A run of records:
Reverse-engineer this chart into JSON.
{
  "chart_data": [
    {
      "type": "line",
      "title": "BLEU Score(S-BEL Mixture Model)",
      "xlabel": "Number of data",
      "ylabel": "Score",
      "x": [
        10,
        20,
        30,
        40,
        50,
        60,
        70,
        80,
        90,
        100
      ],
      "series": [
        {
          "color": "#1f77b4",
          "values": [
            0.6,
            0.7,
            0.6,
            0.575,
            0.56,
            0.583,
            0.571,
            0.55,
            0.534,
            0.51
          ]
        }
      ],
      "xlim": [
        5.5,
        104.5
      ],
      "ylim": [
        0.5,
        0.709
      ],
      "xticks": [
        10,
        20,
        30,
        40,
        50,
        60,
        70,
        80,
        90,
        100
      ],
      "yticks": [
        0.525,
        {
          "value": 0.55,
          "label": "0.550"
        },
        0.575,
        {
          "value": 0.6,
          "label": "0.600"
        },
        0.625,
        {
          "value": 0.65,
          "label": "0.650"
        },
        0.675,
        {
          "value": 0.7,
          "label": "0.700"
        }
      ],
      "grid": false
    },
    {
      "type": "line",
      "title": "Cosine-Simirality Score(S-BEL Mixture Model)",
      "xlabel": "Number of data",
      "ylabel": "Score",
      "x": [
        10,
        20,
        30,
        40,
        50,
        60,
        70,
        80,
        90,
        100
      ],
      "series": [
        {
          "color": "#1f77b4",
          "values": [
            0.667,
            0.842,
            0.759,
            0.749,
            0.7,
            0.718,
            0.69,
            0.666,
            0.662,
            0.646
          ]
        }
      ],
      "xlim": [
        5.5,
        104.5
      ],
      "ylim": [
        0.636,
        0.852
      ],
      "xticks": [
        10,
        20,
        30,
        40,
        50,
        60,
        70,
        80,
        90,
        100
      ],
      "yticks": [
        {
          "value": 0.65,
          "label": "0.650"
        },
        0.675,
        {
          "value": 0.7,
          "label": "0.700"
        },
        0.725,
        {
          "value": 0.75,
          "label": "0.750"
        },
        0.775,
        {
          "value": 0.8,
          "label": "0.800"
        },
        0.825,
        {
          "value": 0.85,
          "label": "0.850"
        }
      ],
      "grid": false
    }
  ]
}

What to produce: Set all of the records down again, exactly as they stand.

Exercise output:
Reverse-engineer this chart into JSON.
{
  "chart_data": [
    {
      "type": "line",
      "title": "BLEU Score(S-BEL Mixture Model)",
      "xlabel": "Number of data",
      "ylabel": "Score",
      "x": [
        10,
        20,
        30,
        40,
        50,
        60,
        70,
        80,
        90,
        100
      ],
      "series": [
        {
          "color": "#1f77b4",
          "values": [
            0.6,
            0.7,
            0.6,
            0.575,
            0.56,
            0.583,
            0.571,
            0.55,
            0.534,
            0.51
          ]
        }
      ],
      "xlim": [
        5.5,
        104.5
      ],
      "ylim": [
        0.5,
        0.709
      ],
      "xticks": [
        10,
        20,
        30,
        40,
        50,
        60,
        70,
        80,
        90,
        100
      ],
      "yticks": [
        0.525,
        {
          "value": 0.55,
          "label": "0.550"
        },
        0.575,
        {
          "value": 0.6,
          "label": "0.600"
        },
        0.625,
        {
          "value": 0.65,
          "label": "0.650"
        },
        0.675,
        {
          "value": 0.7,
          "label": "0.700"
        }
      ],
      "grid": false
    },
    {
      "type": "line",
      "title": "Cosine-Simirality Score(S-BEL Mixture Model)",
      "xlabel": "Number of data",
      "ylabel": "Score",
      "x": [
        10,
        20,
        30,
        40,
        50,
        60,
        70,
        80,
        90,
        100
      ],
      "series": [
        {
          "color": "#1f77b4",
          "values": [
            0.667,
            0.842,
            0.759,
            0.749,
            0.7,
            0.718,
            0.69,
            0.666,
            0.662,
            0.646
          ]
        }
      ],
      "xlim": [
        5.5,
        104.5
      ],
      "ylim": [
        0.636,
        0.852
      ],
      "xticks": [
        10,
        20,
        30,
        40,
        50,
        60,
        70,
        80,
        90,
        100
      ],
      "yticks": [
        {
          "value": 0.65,
          "label": "0.650"
        },
        0.675,
        {
          "value": 0.7,
          "label": "0.700"
        },
        0.725,
        {
          "value": 0.75,
          "label": "0.750"
        },
        0.775,
        {
          "value": 0.8,
          "label": "0.800"
        },
        0.825,
        {
          "value": 0.85,
          "label": "0.850"
        }
      ],
      "grid": false
    }
  ]
}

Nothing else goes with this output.